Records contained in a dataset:
+++

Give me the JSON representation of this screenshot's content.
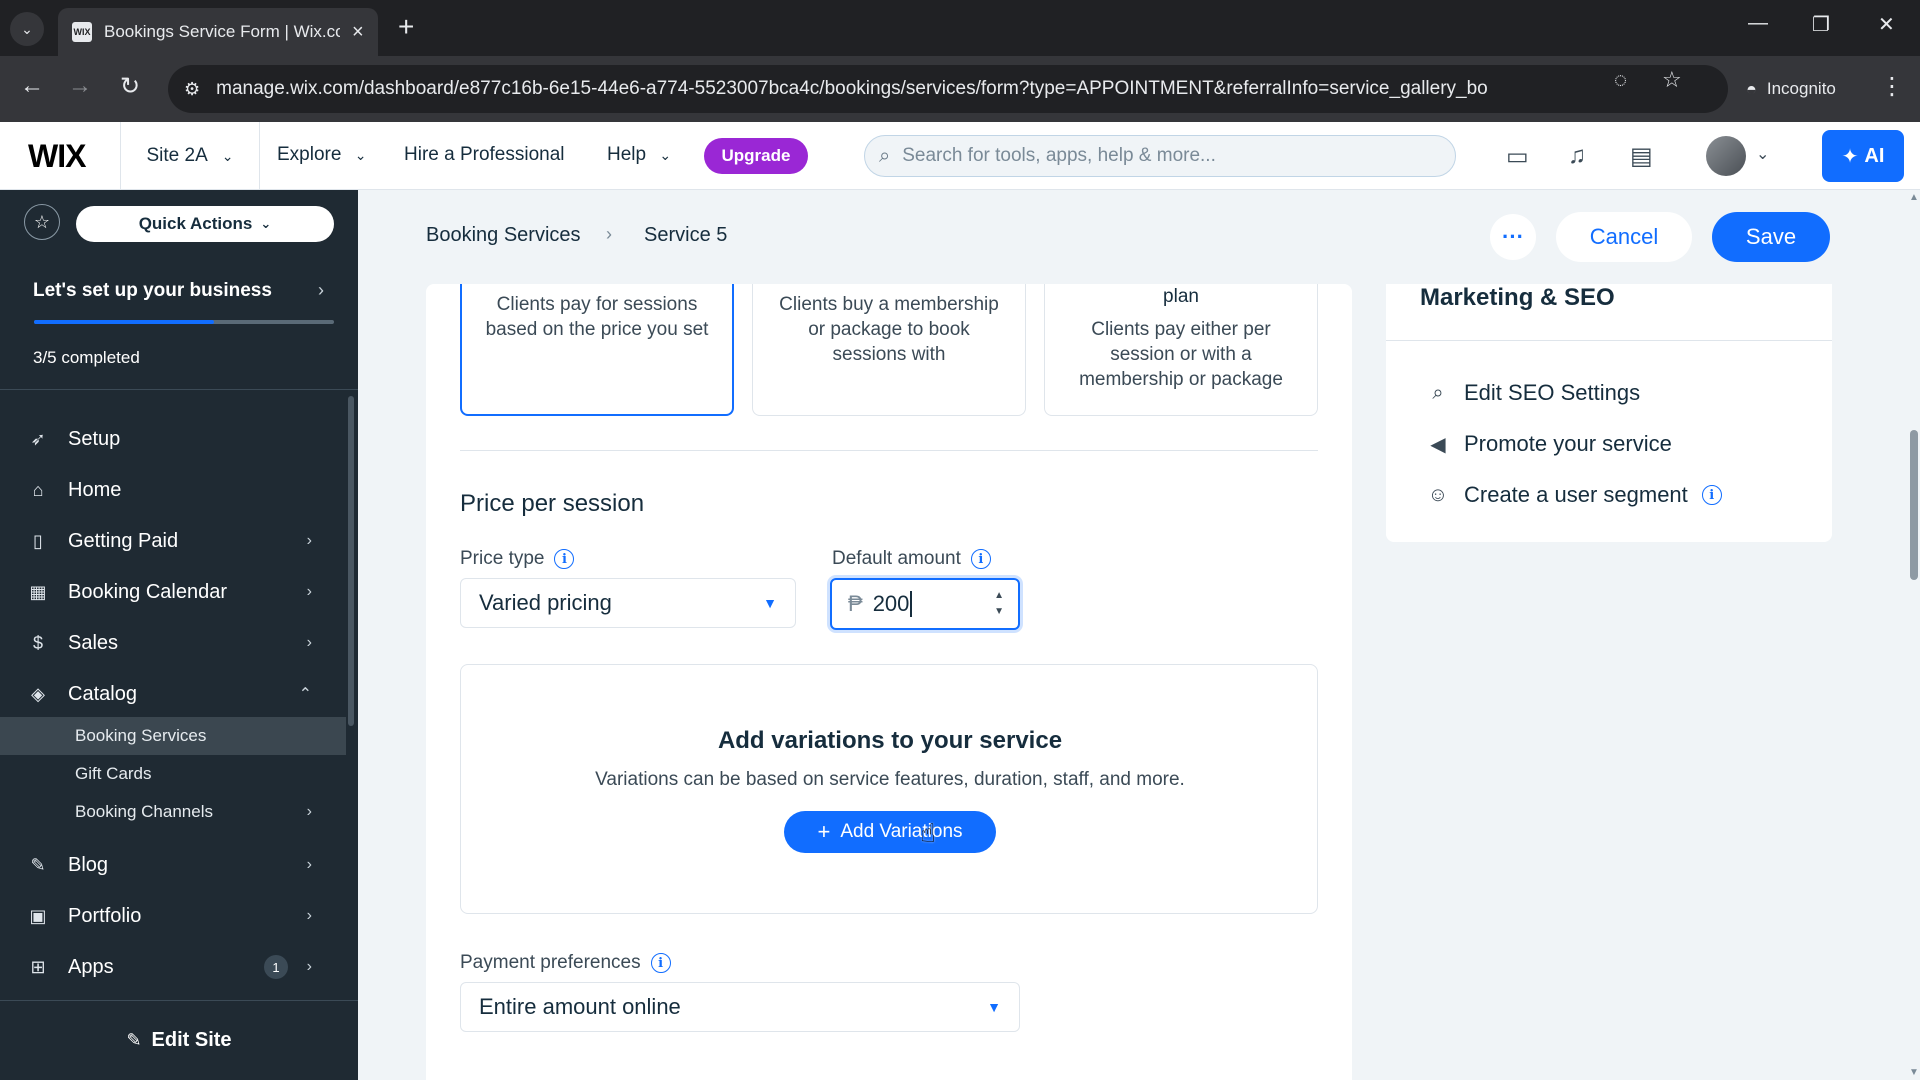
{
  "browser": {
    "tab_title": "Bookings Service Form | Wix.com",
    "favicon_text": "WIX",
    "url": "manage.wix.com/dashboard/e877c16b-6e15-44e6-a774-5523007bca4c/bookings/services/form?type=APPOINTMENT&referralInfo=service_gallery_bo",
    "incognito_label": "Incognito"
  },
  "topbar": {
    "logo": "WIX",
    "site_name": "Site 2A",
    "explore": "Explore",
    "hire": "Hire a Professional",
    "help": "Help",
    "upgrade": "Upgrade",
    "search_placeholder": "Search for tools, apps, help & more...",
    "ai_label": "AI"
  },
  "sidebar": {
    "quick_actions": "Quick Actions",
    "setup_title": "Let's set up your business",
    "setup_count": "3/5 completed",
    "setup_progress": 0.6,
    "items": [
      {
        "label": "Setup",
        "icon": "rocket-icon"
      },
      {
        "label": "Home",
        "icon": "home-icon"
      },
      {
        "label": "Getting Paid",
        "icon": "receipt-icon"
      },
      {
        "label": "Booking Calendar",
        "icon": "calendar-icon"
      },
      {
        "label": "Sales",
        "icon": "dollar-icon"
      },
      {
        "label": "Catalog",
        "icon": "tag-icon"
      }
    ],
    "catalog_sub": [
      "Booking Services",
      "Gift Cards",
      "Booking Channels"
    ],
    "items2": [
      {
        "label": "Blog",
        "icon": "pen-icon"
      },
      {
        "label": "Portfolio",
        "icon": "portfolio-icon"
      },
      {
        "label": "Apps",
        "icon": "apps-icon",
        "badge": "1"
      }
    ],
    "edit_site": "Edit Site"
  },
  "header": {
    "breadcrumb": [
      "Booking Services",
      "Service 5"
    ],
    "cancel": "Cancel",
    "save": "Save"
  },
  "payment_options": [
    {
      "plan": "",
      "desc": "Clients pay for sessions based on the price you set",
      "selected": true
    },
    {
      "plan": "",
      "desc": "Clients buy a membership or package to book sessions with",
      "selected": false
    },
    {
      "plan": "plan",
      "desc": "Clients pay either per session or with a membership or package",
      "selected": false
    }
  ],
  "pricing": {
    "section_title": "Price per session",
    "price_type_label": "Price type",
    "price_type_value": "Varied pricing",
    "default_amount_label": "Default amount",
    "currency_symbol": "₱",
    "default_amount_value": "200"
  },
  "variations": {
    "title": "Add variations to your service",
    "subtitle": "Variations can be based on service features, duration, staff, and more.",
    "button": "Add Variations"
  },
  "payment_pref": {
    "label": "Payment preferences",
    "value": "Entire amount online"
  },
  "marketing": {
    "title": "Marketing & SEO",
    "links": [
      {
        "label": "Edit SEO Settings",
        "icon": "seo-search-icon"
      },
      {
        "label": "Promote your service",
        "icon": "megaphone-icon"
      },
      {
        "label": "Create a user segment",
        "icon": "users-icon"
      }
    ]
  },
  "colors": {
    "accent": "#116dff",
    "upgrade": "#9a27d5",
    "sidebar_bg": "#1f2a33"
  }
}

+++

Challenge :: From the records above, work out how many lines contain the string "your". Give only the number.

Exercise response :: 3